§ EXTRAIT DU DOCUMENT
* * * * * * * * *
États-Unis : la black middle class a voté Obama envers et contre tout

Licenciements, expulsions, paupérisation… La classe moyenne noire est la première victime de la crise économique. Elle n’en a pas moins voté, comme l’ensemble de la communauté, pour le président sortant.

Barack Obama en famille le soir de son élection, le 6 novembre. © AFP

Barack Obama en famille le soir de son élection, le 6 novembre. © AFP

Publié le 13 novembre 2012 Lecture : 2 minutes.

La crise économique n’a pas épargné St. Albans. Ce coquet quartier aux confins du Queens, à New York, est le royaume des classes moyennes noires. Une fresque à l’entrée le rappelle : ici vécurent James Brown, Billie Holiday, W.E.B. Du Bois, John Coltrane, Ella Fitzgerald et bien d’autres artistes et intellectuels de première grandeur.
* * * * * * * * *
§ EXTRAIT DE DONNÉES

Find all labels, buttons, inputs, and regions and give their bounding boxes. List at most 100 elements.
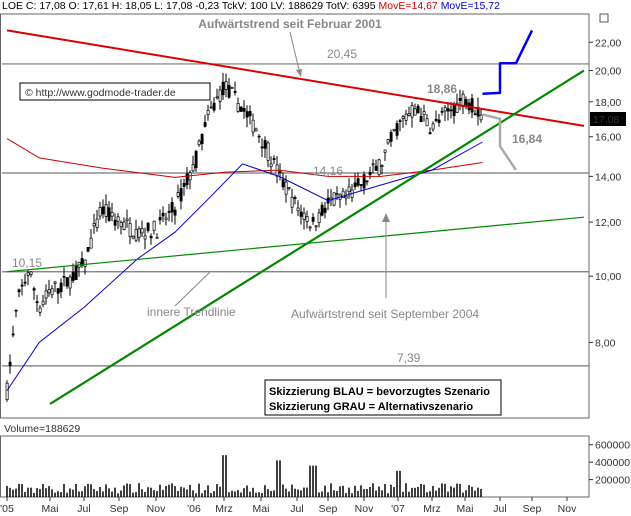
* * * * * * * * *
§ À FAIRE
• A. D'après l'article, quel quartier new-yorkais est présenté comme le royaume des classes moyennes noires ?
• B. Reproduisez fidèlement le passage de l'article qui commence par « Licenciements, expulsions, paupérisation… » et se termine par « de première grandeur. ».
• C. Poursuivez l'article sur le vote de la classe moyenne noire en reprenant après sa dernière phrase.
Le matériau présenté plus haut n'a aucun rapport avec l'article.

§ RÉPONSES SUCCESSIVES
• A. St. Albans, aux confins du Queens.

• B.
Licenciements, expulsions, paupérisation… La classe moyenne noire est la première victime de la crise économique. Elle n’en a pas moins voté, comme l’ensemble de la communauté, pour le président sortant.

Barack Obama en famille le soir de son élection, le 6 novembre. © AFP

Barack Obama en famille le soir de son élection, le 6 novembre. © AFP

Publié le 13 novembre 2012 Lecture : 2 minutes.

La crise économique n’a pas épargné St. Albans. Ce coquet quartier aux confins du Queens, à New York, est le royaume des classes moyennes noires. Une fresque à l’entrée le rappelle : ici vécurent James Brown, Billie Holiday, W.E.B. Du Bois, John Coltrane, Ella Fitzgerald et bien d’autres artistes et intellectuels de première grandeur.

• C.
Ventes aux enchères de maisons particulières par des banques prêteuses (foreclosures), augmentation du nombre des familles faisant appel à l’aide sociale (food stamps), licenciements… « Les quatre dernières années ont été très mauvaises », explique avec résignation Nelson, qui, dans sa petite galerie d’art, vend des portraits de Malcolm X, de Michael Jordan ou de Jackie Robinson, premier Noir à avoir joué dans la principale ligue de base-ball. « En fait, ça fait huit ans que ça dure, même si les choses s’améliorent lentement. En tout cas, moi, je suis toujours là ! » Ici comme dans le reste du pays, les classes moyennes noires ont été les premières victimes de la crise.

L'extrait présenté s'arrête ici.